Provided records ::
※

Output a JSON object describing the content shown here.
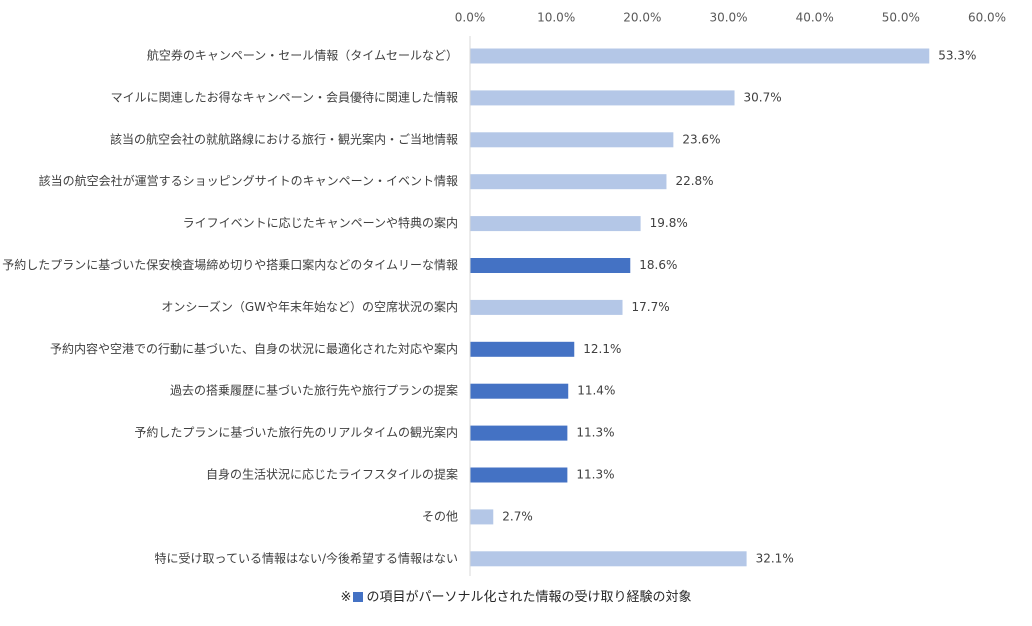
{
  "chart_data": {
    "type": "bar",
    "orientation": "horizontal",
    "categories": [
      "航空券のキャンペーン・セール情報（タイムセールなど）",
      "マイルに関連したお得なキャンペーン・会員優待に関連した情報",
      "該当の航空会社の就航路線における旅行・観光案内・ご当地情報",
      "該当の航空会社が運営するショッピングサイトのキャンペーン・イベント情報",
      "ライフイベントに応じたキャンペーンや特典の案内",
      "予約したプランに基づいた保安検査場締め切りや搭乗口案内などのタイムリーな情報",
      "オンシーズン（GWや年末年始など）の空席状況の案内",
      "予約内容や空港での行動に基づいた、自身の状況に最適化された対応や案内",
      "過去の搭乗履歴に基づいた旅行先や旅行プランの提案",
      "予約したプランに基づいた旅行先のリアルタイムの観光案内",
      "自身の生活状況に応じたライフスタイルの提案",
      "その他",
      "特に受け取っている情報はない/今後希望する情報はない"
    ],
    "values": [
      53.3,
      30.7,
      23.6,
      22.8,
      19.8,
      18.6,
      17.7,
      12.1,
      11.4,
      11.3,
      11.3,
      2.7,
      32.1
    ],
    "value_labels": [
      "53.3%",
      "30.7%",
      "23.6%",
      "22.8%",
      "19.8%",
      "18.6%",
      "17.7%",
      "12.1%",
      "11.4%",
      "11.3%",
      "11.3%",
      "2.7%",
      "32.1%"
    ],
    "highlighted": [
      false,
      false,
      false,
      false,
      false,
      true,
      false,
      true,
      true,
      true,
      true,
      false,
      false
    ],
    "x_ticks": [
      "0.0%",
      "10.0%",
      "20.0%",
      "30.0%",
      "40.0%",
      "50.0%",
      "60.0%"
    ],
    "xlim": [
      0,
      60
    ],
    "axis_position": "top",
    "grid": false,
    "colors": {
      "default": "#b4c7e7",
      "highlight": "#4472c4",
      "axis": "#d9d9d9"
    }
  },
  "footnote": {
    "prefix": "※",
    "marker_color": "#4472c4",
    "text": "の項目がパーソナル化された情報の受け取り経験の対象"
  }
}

※

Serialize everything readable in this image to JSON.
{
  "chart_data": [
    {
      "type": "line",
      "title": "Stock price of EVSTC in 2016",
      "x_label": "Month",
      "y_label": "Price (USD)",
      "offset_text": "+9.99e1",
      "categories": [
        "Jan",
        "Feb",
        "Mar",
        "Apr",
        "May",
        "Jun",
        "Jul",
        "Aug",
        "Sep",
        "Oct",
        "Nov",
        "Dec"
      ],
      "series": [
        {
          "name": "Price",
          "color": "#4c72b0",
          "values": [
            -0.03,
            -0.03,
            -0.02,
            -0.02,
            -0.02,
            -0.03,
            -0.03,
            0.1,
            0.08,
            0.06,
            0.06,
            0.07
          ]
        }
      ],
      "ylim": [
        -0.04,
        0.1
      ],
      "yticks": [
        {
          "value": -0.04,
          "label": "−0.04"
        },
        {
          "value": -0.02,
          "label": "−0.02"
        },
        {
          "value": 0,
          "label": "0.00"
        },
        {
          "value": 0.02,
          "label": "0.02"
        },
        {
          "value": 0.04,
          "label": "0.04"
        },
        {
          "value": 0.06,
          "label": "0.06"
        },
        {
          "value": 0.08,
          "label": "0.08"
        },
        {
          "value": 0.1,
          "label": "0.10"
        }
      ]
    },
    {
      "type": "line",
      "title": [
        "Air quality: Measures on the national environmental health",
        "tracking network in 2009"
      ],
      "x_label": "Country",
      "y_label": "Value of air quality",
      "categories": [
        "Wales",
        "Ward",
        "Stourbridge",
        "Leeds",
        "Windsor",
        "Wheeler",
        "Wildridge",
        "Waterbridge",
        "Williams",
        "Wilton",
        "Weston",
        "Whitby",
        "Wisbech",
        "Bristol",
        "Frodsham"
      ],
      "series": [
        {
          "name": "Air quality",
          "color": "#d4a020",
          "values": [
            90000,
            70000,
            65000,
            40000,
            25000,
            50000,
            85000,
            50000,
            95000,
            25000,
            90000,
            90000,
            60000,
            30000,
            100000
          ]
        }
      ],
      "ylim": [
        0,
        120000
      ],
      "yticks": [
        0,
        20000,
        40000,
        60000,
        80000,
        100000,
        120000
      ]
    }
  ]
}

※

Exercise goal :: Say how many lines of the listing above contain "quality", with no other words.

Expected output :: 3